Brief:
Only the number is wanted: how many lines hold the word "square"?

Materials provided:
☆ ☆ ☆ ☆ ☆ ☆ ☆

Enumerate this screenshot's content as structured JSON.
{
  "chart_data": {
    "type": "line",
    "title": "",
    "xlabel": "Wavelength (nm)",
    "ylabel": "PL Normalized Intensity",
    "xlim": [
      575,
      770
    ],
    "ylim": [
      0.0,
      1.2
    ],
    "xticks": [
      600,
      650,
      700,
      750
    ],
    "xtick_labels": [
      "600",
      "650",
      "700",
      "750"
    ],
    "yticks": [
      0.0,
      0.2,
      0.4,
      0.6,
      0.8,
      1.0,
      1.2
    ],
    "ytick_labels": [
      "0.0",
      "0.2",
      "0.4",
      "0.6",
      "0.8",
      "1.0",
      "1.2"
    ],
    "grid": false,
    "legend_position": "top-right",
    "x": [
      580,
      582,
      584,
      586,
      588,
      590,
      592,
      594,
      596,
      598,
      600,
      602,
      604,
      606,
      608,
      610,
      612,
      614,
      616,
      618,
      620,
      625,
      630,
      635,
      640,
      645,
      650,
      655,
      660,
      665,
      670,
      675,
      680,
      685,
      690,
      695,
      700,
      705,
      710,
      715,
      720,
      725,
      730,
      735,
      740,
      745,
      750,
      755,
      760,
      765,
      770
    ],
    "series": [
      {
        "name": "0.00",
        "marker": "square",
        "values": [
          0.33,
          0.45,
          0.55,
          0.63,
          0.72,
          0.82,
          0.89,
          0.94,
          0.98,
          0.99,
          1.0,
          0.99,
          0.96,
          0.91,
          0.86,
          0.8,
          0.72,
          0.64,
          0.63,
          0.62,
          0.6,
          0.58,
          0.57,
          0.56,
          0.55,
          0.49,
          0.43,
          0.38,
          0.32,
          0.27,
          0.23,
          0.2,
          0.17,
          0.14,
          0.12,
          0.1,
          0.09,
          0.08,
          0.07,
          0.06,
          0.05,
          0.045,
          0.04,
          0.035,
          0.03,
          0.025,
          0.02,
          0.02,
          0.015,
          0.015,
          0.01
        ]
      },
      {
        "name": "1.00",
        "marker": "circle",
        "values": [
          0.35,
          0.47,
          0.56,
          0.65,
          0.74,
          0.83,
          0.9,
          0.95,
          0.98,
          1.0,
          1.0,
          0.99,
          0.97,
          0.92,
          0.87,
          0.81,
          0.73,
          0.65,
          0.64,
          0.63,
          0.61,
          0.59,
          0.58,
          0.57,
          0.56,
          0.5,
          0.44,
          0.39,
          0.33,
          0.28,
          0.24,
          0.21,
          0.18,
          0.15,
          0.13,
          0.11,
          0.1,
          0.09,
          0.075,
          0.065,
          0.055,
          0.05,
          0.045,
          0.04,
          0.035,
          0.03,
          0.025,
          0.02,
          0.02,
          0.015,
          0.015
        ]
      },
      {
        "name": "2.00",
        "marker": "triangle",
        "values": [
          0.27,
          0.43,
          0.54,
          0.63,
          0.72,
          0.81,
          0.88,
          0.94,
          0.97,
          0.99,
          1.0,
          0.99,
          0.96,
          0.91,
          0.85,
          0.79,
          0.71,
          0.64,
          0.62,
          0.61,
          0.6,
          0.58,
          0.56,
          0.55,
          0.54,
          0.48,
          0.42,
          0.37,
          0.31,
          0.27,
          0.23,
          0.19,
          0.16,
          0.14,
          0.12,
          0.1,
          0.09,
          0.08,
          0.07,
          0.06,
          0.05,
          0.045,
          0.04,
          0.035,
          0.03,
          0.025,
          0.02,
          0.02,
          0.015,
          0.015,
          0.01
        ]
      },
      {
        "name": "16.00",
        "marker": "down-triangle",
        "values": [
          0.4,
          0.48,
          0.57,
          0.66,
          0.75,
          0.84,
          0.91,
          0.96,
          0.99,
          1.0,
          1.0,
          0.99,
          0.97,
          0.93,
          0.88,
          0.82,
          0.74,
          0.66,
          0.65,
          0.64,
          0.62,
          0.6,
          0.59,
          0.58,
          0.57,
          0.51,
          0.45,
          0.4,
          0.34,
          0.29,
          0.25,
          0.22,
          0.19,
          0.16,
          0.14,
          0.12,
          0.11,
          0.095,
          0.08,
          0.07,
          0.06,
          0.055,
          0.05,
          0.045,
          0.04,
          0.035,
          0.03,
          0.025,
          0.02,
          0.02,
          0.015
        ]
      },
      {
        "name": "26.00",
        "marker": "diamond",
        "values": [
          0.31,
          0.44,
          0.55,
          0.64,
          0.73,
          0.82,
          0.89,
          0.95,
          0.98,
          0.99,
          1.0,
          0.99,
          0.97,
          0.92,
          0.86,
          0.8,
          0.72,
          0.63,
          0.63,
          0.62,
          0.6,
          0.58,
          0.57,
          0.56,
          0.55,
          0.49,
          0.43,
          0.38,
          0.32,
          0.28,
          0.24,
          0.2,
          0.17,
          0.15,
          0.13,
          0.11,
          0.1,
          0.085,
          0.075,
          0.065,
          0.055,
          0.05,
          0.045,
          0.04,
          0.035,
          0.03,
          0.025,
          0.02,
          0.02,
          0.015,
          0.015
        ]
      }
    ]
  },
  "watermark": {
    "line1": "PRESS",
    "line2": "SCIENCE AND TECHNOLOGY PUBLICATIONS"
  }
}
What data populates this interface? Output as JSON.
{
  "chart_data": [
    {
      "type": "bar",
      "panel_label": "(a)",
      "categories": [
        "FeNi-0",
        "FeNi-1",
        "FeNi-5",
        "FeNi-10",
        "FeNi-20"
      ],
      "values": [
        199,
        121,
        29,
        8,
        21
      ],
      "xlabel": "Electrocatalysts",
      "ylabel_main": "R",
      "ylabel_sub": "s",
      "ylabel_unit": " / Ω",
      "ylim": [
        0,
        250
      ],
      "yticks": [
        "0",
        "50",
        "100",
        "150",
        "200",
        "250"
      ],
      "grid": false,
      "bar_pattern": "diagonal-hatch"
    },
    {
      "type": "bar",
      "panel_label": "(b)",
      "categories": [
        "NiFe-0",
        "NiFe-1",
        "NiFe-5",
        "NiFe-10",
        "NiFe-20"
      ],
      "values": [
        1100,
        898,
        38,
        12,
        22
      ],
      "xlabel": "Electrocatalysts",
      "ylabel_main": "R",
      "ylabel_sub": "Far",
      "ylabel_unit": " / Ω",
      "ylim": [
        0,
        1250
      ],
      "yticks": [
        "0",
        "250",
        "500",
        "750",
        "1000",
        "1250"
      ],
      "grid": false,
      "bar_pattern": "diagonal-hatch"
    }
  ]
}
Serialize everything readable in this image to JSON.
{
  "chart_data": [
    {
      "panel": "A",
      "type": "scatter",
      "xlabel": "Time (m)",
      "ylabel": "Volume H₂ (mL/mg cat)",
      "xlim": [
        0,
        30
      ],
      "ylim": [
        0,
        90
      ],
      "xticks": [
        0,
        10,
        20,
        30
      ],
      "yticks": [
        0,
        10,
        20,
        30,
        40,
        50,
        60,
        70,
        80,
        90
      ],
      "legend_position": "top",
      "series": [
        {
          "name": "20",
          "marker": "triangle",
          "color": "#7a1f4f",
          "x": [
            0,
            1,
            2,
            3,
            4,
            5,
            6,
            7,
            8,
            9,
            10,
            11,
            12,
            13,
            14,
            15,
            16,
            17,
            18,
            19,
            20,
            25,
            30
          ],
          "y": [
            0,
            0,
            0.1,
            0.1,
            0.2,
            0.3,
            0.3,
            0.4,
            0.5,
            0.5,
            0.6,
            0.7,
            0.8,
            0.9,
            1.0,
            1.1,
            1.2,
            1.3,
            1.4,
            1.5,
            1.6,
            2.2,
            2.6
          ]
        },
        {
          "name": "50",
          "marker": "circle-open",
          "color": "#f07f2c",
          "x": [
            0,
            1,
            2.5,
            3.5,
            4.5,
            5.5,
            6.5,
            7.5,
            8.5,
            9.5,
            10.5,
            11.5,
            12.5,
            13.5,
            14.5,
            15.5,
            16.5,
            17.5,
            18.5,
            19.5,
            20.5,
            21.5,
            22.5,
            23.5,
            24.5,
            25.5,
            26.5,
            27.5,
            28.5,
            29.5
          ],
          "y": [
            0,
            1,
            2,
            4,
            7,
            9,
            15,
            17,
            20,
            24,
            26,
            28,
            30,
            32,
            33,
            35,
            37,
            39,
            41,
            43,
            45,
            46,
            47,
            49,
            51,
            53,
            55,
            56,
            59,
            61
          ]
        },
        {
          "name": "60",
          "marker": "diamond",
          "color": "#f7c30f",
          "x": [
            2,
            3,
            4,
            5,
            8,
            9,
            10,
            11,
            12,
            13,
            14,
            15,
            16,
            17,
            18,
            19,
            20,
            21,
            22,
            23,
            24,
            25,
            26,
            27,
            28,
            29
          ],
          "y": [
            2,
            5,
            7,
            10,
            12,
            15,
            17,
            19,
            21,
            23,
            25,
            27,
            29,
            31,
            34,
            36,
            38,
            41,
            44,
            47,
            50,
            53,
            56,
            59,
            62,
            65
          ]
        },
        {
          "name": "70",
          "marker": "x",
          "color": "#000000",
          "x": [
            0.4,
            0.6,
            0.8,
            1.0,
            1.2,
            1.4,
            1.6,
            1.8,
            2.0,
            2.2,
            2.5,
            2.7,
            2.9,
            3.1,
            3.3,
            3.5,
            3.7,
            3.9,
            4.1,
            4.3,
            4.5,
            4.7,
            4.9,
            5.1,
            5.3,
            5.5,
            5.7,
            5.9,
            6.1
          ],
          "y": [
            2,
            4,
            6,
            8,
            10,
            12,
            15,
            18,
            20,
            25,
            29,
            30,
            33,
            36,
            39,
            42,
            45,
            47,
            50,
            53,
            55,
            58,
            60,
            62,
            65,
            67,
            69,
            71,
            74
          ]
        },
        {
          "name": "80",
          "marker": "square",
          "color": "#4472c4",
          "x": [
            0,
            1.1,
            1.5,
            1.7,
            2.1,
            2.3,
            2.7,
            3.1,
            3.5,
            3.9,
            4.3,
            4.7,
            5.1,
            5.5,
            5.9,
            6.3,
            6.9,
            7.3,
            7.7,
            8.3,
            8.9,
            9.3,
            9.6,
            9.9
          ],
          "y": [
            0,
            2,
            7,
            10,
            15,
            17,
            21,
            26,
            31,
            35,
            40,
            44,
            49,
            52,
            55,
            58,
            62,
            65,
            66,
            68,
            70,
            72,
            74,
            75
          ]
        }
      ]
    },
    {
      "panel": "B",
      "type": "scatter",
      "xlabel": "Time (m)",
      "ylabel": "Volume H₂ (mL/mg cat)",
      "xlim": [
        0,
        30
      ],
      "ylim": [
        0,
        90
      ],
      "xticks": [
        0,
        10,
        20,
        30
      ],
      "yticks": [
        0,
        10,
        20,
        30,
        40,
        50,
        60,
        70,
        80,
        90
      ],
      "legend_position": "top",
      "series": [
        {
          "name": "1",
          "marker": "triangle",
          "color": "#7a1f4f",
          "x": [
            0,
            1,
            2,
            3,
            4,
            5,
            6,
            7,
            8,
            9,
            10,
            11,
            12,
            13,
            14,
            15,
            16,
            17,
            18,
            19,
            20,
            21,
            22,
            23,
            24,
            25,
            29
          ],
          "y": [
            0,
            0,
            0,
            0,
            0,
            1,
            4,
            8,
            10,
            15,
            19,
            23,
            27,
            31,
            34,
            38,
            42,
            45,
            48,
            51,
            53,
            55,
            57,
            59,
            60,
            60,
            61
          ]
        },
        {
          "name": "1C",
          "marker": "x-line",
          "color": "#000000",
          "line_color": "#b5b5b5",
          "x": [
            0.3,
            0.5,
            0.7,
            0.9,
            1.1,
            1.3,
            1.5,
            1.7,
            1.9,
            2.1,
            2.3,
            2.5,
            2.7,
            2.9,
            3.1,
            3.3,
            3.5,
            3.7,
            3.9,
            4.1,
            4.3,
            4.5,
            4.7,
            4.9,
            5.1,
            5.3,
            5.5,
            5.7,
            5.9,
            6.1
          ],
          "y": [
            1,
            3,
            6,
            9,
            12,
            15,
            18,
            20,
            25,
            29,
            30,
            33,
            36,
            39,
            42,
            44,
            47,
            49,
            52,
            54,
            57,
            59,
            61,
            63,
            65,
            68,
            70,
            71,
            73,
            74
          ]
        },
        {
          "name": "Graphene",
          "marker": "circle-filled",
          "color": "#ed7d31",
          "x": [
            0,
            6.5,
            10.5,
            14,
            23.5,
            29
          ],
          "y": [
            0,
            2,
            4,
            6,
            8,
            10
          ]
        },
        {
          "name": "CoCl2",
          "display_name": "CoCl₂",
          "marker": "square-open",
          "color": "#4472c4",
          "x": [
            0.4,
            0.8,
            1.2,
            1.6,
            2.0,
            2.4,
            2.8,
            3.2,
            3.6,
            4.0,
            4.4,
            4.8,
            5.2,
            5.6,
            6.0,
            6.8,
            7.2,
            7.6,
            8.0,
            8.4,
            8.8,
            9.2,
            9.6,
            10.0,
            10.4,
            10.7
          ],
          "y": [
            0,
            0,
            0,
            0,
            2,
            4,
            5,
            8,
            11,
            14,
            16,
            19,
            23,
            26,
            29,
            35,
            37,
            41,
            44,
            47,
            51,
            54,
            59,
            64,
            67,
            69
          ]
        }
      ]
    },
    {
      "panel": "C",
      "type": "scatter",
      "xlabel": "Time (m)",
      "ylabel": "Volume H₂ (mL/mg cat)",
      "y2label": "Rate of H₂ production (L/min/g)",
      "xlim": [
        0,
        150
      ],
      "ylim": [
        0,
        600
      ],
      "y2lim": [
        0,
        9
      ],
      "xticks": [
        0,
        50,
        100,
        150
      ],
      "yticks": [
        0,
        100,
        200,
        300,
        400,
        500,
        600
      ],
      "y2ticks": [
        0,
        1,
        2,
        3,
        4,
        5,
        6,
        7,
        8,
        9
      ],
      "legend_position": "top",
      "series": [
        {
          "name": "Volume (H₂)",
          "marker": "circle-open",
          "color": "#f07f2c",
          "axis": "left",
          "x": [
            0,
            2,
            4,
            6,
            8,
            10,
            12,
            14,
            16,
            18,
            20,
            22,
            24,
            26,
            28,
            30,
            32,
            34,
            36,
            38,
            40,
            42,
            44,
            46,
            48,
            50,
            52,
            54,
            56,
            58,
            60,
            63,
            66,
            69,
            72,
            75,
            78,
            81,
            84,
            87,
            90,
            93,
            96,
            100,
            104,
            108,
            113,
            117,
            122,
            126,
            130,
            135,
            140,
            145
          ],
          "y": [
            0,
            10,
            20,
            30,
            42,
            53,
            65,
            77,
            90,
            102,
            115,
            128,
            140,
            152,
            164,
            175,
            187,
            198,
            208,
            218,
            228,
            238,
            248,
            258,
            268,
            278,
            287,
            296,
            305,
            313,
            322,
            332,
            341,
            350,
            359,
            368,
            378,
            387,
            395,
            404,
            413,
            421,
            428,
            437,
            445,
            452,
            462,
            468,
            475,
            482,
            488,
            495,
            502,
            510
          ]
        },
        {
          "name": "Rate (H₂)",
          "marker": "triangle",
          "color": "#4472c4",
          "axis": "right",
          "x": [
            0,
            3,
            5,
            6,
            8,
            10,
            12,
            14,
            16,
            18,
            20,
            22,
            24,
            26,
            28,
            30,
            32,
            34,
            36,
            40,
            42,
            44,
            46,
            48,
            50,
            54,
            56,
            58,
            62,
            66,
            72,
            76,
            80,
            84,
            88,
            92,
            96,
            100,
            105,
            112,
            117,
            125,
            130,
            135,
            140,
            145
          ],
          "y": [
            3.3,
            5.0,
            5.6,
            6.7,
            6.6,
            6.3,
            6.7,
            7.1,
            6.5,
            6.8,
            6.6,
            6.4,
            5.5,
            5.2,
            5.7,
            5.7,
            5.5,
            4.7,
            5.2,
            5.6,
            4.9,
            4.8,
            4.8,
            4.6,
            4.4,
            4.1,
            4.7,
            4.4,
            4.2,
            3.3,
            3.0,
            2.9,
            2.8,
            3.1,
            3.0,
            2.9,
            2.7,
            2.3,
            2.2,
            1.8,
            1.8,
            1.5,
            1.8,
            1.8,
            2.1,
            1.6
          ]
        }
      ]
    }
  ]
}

☆ ☆ ☆ ☆ ☆ ☆ ☆

Full output:
3